## Work to be completed
Pictures do not belong in the copy; restate the records below word for word.

[start of Material supplied]

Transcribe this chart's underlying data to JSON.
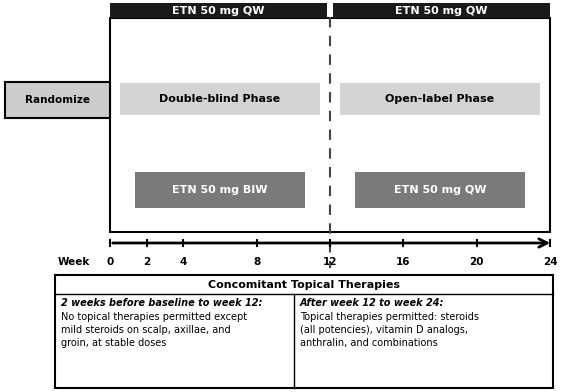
{
  "fig_width": 5.68,
  "fig_height": 3.92,
  "dpi": 100,
  "bg_color": "#ffffff",
  "timeline_weeks": [
    0,
    2,
    4,
    8,
    12,
    16,
    20,
    24
  ],
  "week_label": "Week",
  "randomize_label": "Randomize",
  "randomize_box_color": "#cccccc",
  "randomize_box_edge": "#000000",
  "dark_header_color": "#1a1a1a",
  "dark_header_text_color": "#ffffff",
  "phase_box_color": "#d4d4d4",
  "phase_text_color": "#000000",
  "arm_box_color": "#7a7a7a",
  "arm_text_color": "#ffffff",
  "header_left_label": "ETN 50 mg QW",
  "header_right_label": "ETN 50 mg QW",
  "phase1_label": "Double-blind Phase",
  "phase2_label": "Open-label Phase",
  "arm1_label": "ETN 50 mg BIW",
  "arm2_label": "ETN 50 mg QW",
  "concomitant_title": "Concomitant Topical Therapies",
  "left_bold_text": "2 weeks before baseline to week 12:",
  "left_normal_text": "No topical therapies permitted except\nmild steroids on scalp, axillae, and\ngroin, at stable doses",
  "right_bold_text": "After week 12 to week 24:",
  "right_normal_text": "Topical therapies permitted: steroids\n(all potencies), vitamin D analogs,\nanthralin, and combinations"
}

[end of Material supplied]

## Solution below
Transcribe this chart's underlying data to JSON.
{
  "fig_width": 5.68,
  "fig_height": 3.92,
  "dpi": 100,
  "bg_color": "#ffffff",
  "timeline_weeks": [
    0,
    2,
    4,
    8,
    12,
    16,
    20,
    24
  ],
  "week_label": "Week",
  "randomize_label": "Randomize",
  "randomize_box_color": "#cccccc",
  "randomize_box_edge": "#000000",
  "dark_header_color": "#1a1a1a",
  "dark_header_text_color": "#ffffff",
  "phase_box_color": "#d4d4d4",
  "phase_text_color": "#000000",
  "arm_box_color": "#7a7a7a",
  "arm_text_color": "#ffffff",
  "header_left_label": "ETN 50 mg QW",
  "header_right_label": "ETN 50 mg QW",
  "phase1_label": "Double-blind Phase",
  "phase2_label": "Open-label Phase",
  "arm1_label": "ETN 50 mg BIW",
  "arm2_label": "ETN 50 mg QW",
  "concomitant_title": "Concomitant Topical Therapies",
  "left_bold_text": "2 weeks before baseline to week 12:",
  "left_normal_text": "No topical therapies permitted except\nmild steroids on scalp, axillae, and\ngroin, at stable doses",
  "right_bold_text": "After week 12 to week 24:",
  "right_normal_text": "Topical therapies permitted: steroids\n(all potencies), vitamin D analogs,\nanthralin, and combinations"
}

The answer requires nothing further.